#### The task:
Return the listing below word for word.

====== Information provided ======

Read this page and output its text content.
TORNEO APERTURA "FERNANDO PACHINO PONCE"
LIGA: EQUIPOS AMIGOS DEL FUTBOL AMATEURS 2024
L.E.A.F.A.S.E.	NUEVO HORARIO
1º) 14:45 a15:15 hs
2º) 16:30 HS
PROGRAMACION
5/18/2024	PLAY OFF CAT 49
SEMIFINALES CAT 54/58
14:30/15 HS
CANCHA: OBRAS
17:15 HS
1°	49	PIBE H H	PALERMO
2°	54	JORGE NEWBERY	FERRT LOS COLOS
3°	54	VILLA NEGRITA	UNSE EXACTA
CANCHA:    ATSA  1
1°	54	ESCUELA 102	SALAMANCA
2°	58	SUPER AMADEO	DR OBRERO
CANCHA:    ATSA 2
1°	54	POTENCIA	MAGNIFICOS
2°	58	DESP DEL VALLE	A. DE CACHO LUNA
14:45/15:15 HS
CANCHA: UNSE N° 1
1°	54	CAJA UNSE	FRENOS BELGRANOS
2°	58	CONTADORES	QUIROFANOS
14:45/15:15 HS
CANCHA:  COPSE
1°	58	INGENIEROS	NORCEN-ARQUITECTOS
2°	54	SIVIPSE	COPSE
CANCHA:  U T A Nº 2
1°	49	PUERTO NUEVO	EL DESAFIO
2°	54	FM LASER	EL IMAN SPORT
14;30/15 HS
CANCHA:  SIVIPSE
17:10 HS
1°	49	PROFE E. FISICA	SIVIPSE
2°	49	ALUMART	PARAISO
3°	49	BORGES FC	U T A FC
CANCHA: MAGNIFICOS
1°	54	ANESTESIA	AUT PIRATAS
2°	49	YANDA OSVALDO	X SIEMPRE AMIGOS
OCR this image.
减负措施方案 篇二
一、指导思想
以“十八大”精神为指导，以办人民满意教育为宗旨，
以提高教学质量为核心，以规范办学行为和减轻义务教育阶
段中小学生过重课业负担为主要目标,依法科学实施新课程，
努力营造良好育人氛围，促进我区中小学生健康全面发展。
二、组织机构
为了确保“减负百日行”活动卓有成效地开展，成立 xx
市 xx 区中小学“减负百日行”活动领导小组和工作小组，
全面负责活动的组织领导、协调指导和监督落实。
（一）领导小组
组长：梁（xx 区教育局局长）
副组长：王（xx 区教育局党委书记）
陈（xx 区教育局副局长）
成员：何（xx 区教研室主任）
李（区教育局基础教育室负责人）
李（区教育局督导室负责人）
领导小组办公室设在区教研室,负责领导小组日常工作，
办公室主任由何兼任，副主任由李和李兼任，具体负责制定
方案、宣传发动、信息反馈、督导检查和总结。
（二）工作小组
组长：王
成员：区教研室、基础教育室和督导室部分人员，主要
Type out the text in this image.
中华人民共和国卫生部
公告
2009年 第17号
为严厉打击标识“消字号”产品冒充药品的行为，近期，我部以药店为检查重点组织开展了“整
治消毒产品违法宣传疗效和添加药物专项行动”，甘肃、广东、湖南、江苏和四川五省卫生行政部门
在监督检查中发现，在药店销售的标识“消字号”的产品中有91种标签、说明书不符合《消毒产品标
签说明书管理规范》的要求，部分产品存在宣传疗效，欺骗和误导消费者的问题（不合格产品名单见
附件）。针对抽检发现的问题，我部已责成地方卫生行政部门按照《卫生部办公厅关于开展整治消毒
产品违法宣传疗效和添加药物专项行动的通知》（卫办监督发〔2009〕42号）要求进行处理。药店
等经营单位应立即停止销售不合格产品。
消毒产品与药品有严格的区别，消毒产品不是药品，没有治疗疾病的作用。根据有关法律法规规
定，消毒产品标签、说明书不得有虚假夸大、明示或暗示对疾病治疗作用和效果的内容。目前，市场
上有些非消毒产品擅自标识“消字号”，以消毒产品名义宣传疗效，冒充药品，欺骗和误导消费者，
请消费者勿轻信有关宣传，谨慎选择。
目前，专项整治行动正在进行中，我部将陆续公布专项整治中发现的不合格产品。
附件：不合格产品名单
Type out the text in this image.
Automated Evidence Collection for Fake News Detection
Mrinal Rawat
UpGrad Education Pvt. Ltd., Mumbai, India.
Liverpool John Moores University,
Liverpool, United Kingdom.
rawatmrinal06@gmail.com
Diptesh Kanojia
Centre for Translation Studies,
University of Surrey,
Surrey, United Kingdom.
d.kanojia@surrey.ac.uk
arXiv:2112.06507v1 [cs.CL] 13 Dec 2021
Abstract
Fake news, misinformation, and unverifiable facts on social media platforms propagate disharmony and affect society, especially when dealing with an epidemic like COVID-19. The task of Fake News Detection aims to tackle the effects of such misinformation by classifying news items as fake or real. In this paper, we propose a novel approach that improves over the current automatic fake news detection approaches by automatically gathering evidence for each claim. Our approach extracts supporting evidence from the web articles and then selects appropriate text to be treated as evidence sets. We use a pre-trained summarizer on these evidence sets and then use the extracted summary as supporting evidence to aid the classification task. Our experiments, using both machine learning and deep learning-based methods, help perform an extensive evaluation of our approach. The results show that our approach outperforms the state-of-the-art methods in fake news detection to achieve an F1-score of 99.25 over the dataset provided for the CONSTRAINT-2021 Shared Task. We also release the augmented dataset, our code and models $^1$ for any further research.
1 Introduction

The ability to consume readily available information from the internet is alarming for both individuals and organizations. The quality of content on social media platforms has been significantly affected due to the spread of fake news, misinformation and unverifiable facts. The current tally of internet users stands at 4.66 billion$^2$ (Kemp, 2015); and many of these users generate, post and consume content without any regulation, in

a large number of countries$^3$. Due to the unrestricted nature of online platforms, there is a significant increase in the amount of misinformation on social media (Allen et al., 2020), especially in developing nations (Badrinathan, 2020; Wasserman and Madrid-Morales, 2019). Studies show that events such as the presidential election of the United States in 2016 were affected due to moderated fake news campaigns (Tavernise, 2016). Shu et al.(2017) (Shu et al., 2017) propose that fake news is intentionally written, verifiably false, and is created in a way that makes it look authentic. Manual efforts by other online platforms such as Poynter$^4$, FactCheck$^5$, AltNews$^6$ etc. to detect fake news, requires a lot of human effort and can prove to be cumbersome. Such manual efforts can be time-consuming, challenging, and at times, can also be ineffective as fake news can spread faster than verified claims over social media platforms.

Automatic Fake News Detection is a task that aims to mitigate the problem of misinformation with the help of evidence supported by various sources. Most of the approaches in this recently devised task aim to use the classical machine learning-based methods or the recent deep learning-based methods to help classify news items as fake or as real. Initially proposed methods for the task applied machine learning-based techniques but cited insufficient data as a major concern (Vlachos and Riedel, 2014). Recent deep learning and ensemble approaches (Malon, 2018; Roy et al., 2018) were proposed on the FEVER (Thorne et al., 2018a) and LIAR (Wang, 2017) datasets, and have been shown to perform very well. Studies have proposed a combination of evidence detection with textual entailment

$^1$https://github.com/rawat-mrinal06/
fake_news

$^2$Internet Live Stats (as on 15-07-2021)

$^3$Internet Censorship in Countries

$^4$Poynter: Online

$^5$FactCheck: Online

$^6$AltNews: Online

======

#### Task answer:
Read this page and output its text content.
TORNEO APERTURA "FERNANDO PACHINO PONCE"
LIGA: EQUIPOS AMIGOS DEL FUTBOL AMATEURS 2024
L.E.A.F.A.S.E.	NUEVO HORARIO
1º) 14:45 a15:15 hs
2º) 16:30 HS
PROGRAMACION
5/18/2024	PLAY OFF CAT 49
SEMIFINALES CAT 54/58
14:30/15 HS
CANCHA: OBRAS
17:15 HS
1°	49	PIBE H H	PALERMO
2°	54	JORGE NEWBERY	FERRT LOS COLOS
3°	54	VILLA NEGRITA	UNSE EXACTA
CANCHA:    ATSA  1
1°	54	ESCUELA 102	SALAMANCA
2°	58	SUPER AMADEO	DR OBRERO
CANCHA:    ATSA 2
1°	54	POTENCIA	MAGNIFICOS
2°	58	DESP DEL VALLE	A. DE CACHO LUNA
14:45/15:15 HS
CANCHA: UNSE N° 1
1°	54	CAJA UNSE	FRENOS BELGRANOS
2°	58	CONTADORES	QUIROFANOS
14:45/15:15 HS
CANCHA:  COPSE
1°	58	INGENIEROS	NORCEN-ARQUITECTOS
2°	54	SIVIPSE	COPSE
CANCHA:  U T A Nº 2
1°	49	PUERTO NUEVO	EL DESAFIO
2°	54	FM LASER	EL IMAN SPORT
14;30/15 HS
CANCHA:  SIVIPSE
17:10 HS
1°	49	PROFE E. FISICA	SIVIPSE
2°	49	ALUMART	PARAISO
3°	49	BORGES FC	U T A FC
CANCHA: MAGNIFICOS
1°	54	ANESTESIA	AUT PIRATAS
2°	49	YANDA OSVALDO	X SIEMPRE AMIGOS
OCR this image.
减负措施方案 篇二
一、指导思想
以“十八大”精神为指导，以办人民满意教育为宗旨，
以提高教学质量为核心，以规范办学行为和减轻义务教育阶
段中小学生过重课业负担为主要目标,依法科学实施新课程，
努力营造良好育人氛围，促进我区中小学生健康全面发展。
二、组织机构
为了确保“减负百日行”活动卓有成效地开展，成立 xx
市 xx 区中小学“减负百日行”活动领导小组和工作小组，
全面负责活动的组织领导、协调指导和监督落实。
（一）领导小组
组长：梁（xx 区教育局局长）
副组长：王（xx 区教育局党委书记）
陈（xx 区教育局副局长）
成员：何（xx 区教研室主任）
李（区教育局基础教育室负责人）
李（区教育局督导室负责人）
领导小组办公室设在区教研室,负责领导小组日常工作，
办公室主任由何兼任，副主任由李和李兼任，具体负责制定
方案、宣传发动、信息反馈、督导检查和总结。
（二）工作小组
组长：王
成员：区教研室、基础教育室和督导室部分人员，主要
Type out the text in this image.
中华人民共和国卫生部
公告
2009年 第17号
为严厉打击标识“消字号”产品冒充药品的行为，近期，我部以药店为检查重点组织开展了“整
治消毒产品违法宣传疗效和添加药物专项行动”，甘肃、广东、湖南、江苏和四川五省卫生行政部门
在监督检查中发现，在药店销售的标识“消字号”的产品中有91种标签、说明书不符合《消毒产品标
签说明书管理规范》的要求，部分产品存在宣传疗效，欺骗和误导消费者的问题（不合格产品名单见
附件）。针对抽检发现的问题，我部已责成地方卫生行政部门按照《卫生部办公厅关于开展整治消毒
产品违法宣传疗效和添加药物专项行动的通知》（卫办监督发〔2009〕42号）要求进行处理。药店
等经营单位应立即停止销售不合格产品。
消毒产品与药品有严格的区别，消毒产品不是药品，没有治疗疾病的作用。根据有关法律法规规
定，消毒产品标签、说明书不得有虚假夸大、明示或暗示对疾病治疗作用和效果的内容。目前，市场
上有些非消毒产品擅自标识“消字号”，以消毒产品名义宣传疗效，冒充药品，欺骗和误导消费者，
请消费者勿轻信有关宣传，谨慎选择。
目前，专项整治行动正在进行中，我部将陆续公布专项整治中发现的不合格产品。
附件：不合格产品名单
Type out the text in this image.
Automated Evidence Collection for Fake News Detection
Mrinal Rawat
UpGrad Education Pvt. Ltd., Mumbai, India.
Liverpool John Moores University,
Liverpool, United Kingdom.
rawatmrinal06@gmail.com
Diptesh Kanojia
Centre for Translation Studies,
University of Surrey,
Surrey, United Kingdom.
d.kanojia@surrey.ac.uk
arXiv:2112.06507v1 [cs.CL] 13 Dec 2021
Abstract
Fake news, misinformation, and unverifiable facts on social media platforms propagate disharmony and affect society, especially when dealing with an epidemic like COVID-19. The task of Fake News Detection aims to tackle the effects of such misinformation by classifying news items as fake or real. In this paper, we propose a novel approach that improves over the current automatic fake news detection approaches by automatically gathering evidence for each claim. Our approach extracts supporting evidence from the web articles and then selects appropriate text to be treated as evidence sets. We use a pre-trained summarizer on these evidence sets and then use the extracted summary as supporting evidence to aid the classification task. Our experiments, using both machine learning and deep learning-based methods, help perform an extensive evaluation of our approach. The results show that our approach outperforms the state-of-the-art methods in fake news detection to achieve an F1-score of 99.25 over the dataset provided for the CONSTRAINT-2021 Shared Task. We also release the augmented dataset, our code and models $^1$ for any further research.
1 Introduction

The ability to consume readily available information from the internet is alarming for both individuals and organizations. The quality of content on social media platforms has been significantly affected due to the spread of fake news, misinformation and unverifiable facts. The current tally of internet users stands at 4.66 billion$^2$ (Kemp, 2015); and many of these users generate, post and consume content without any regulation, in

a large number of countries$^3$. Due to the unrestricted nature of online platforms, there is a significant increase in the amount of misinformation on social media (Allen et al., 2020), especially in developing nations (Badrinathan, 2020; Wasserman and Madrid-Morales, 2019). Studies show that events such as the presidential election of the United States in 2016 were affected due to moderated fake news campaigns (Tavernise, 2016). Shu et al.(2017) (Shu et al., 2017) propose that fake news is intentionally written, verifiably false, and is created in a way that makes it look authentic. Manual efforts by other online platforms such as Poynter$^4$, FactCheck$^5$, AltNews$^6$ etc. to detect fake news, requires a lot of human effort and can prove to be cumbersome. Such manual efforts can be time-consuming, challenging, and at times, can also be ineffective as fake news can spread faster than verified claims over social media platforms.

Automatic Fake News Detection is a task that aims to mitigate the problem of misinformation with the help of evidence supported by various sources. Most of the approaches in this recently devised task aim to use the classical machine learning-based methods or the recent deep learning-based methods to help classify news items as fake or as real. Initially proposed methods for the task applied machine learning-based techniques but cited insufficient data as a major concern (Vlachos and Riedel, 2014). Recent deep learning and ensemble approaches (Malon, 2018; Roy et al., 2018) were proposed on the FEVER (Thorne et al., 2018a) and LIAR (Wang, 2017) datasets, and have been shown to perform very well. Studies have proposed a combination of evidence detection with textual entailment

$^1$https://github.com/rawat-mrinal06/
fake_news

$^2$Internet Live Stats (as on 15-07-2021)

$^3$Internet Censorship in Countries

$^4$Poynter: Online

$^5$FactCheck: Online

$^6$AltNews: Online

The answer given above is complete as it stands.